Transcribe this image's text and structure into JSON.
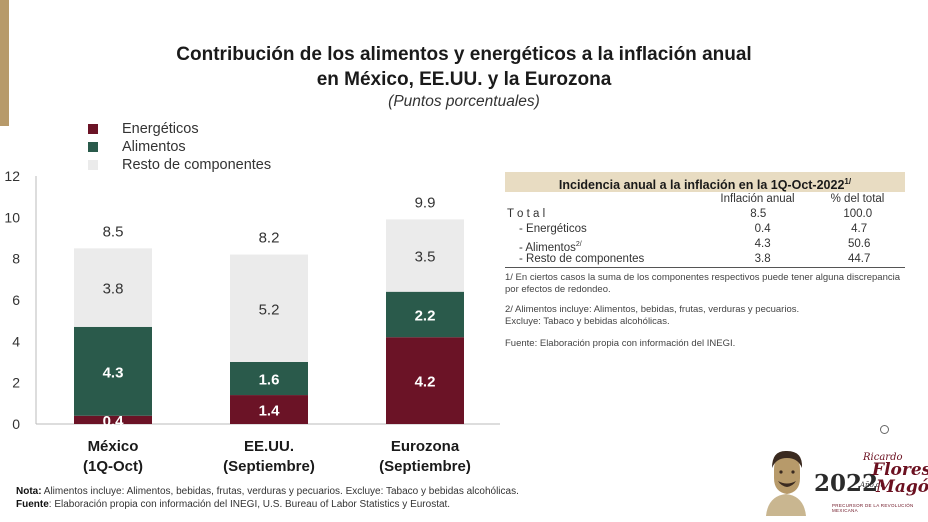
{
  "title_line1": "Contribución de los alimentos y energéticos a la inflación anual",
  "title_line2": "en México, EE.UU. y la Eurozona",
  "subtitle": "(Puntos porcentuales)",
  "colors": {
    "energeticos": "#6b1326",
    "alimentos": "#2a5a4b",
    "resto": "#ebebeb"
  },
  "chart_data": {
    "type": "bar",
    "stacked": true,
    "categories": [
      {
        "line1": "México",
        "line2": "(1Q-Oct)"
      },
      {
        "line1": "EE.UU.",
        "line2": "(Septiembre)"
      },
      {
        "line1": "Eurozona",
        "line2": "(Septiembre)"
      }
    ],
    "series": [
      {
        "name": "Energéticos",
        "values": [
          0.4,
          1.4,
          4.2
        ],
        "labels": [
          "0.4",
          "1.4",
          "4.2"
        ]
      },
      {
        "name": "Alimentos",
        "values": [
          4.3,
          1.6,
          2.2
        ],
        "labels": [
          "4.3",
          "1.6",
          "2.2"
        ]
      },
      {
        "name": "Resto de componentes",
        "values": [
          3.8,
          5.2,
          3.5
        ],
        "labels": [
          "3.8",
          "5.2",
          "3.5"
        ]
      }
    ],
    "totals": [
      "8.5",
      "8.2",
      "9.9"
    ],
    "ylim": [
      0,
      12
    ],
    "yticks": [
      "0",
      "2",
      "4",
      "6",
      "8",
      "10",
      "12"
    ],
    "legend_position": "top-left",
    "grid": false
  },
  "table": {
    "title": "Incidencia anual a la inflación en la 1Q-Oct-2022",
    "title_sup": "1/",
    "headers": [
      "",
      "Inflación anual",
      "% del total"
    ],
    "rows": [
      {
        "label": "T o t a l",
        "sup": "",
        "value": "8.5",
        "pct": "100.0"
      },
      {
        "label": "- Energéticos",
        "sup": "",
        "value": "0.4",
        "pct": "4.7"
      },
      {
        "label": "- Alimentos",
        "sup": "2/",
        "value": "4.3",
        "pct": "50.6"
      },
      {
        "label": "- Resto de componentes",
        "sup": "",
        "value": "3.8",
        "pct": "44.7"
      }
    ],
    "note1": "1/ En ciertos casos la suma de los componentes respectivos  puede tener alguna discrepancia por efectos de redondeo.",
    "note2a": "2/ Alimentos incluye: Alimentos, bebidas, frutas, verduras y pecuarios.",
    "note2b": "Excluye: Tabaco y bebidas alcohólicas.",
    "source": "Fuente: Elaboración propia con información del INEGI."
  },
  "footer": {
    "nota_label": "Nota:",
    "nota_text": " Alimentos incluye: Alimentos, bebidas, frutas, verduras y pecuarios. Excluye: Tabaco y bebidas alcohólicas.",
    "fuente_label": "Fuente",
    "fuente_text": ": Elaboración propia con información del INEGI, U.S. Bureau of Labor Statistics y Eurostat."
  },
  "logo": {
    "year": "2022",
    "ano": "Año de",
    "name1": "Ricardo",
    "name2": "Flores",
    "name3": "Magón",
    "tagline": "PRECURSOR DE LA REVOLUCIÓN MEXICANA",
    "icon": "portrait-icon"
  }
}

• • • • • • •

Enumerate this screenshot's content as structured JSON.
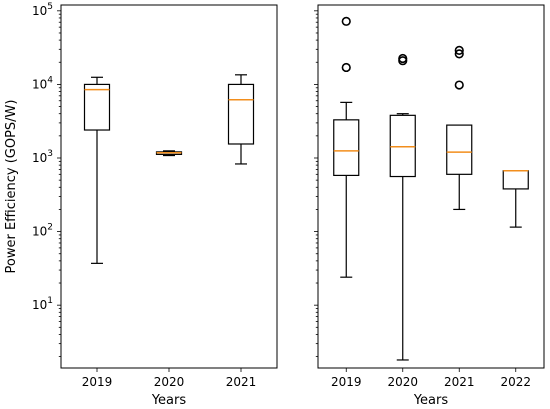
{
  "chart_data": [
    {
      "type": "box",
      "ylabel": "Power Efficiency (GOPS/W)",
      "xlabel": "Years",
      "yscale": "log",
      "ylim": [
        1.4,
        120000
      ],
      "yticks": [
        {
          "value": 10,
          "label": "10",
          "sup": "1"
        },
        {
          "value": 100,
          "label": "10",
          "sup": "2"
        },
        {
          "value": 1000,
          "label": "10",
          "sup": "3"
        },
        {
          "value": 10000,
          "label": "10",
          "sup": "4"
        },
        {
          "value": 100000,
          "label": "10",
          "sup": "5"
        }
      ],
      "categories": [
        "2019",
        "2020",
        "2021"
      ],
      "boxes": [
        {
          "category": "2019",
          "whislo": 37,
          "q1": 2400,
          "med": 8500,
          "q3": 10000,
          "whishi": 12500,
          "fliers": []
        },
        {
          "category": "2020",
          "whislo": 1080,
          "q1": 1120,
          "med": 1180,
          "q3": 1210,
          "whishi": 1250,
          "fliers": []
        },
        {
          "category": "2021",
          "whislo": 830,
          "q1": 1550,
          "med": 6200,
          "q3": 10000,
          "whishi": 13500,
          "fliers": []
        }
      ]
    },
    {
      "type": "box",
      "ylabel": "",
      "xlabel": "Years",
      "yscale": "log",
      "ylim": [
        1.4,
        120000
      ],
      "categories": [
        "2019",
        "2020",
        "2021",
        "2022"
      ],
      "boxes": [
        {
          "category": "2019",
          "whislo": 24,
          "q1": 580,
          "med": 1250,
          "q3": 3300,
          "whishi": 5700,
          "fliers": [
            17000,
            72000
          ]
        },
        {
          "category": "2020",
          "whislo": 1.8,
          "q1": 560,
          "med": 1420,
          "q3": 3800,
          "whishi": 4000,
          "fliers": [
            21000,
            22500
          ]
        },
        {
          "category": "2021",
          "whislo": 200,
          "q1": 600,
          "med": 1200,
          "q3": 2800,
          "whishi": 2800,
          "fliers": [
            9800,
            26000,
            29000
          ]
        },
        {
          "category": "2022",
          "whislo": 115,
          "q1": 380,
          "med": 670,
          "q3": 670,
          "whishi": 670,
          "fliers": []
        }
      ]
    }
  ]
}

• • • • • • •

*SHORT TASK*.
Where a line in the entries holds the word "whislo", copy that line.

*WRITTEN RESPONSE*.
          "whislo": 37,
          "whislo": 1080,
          "whislo": 830,
          "whislo": 24,
          "whislo": 1.8,
          "whislo": 200,
          "whislo": 115,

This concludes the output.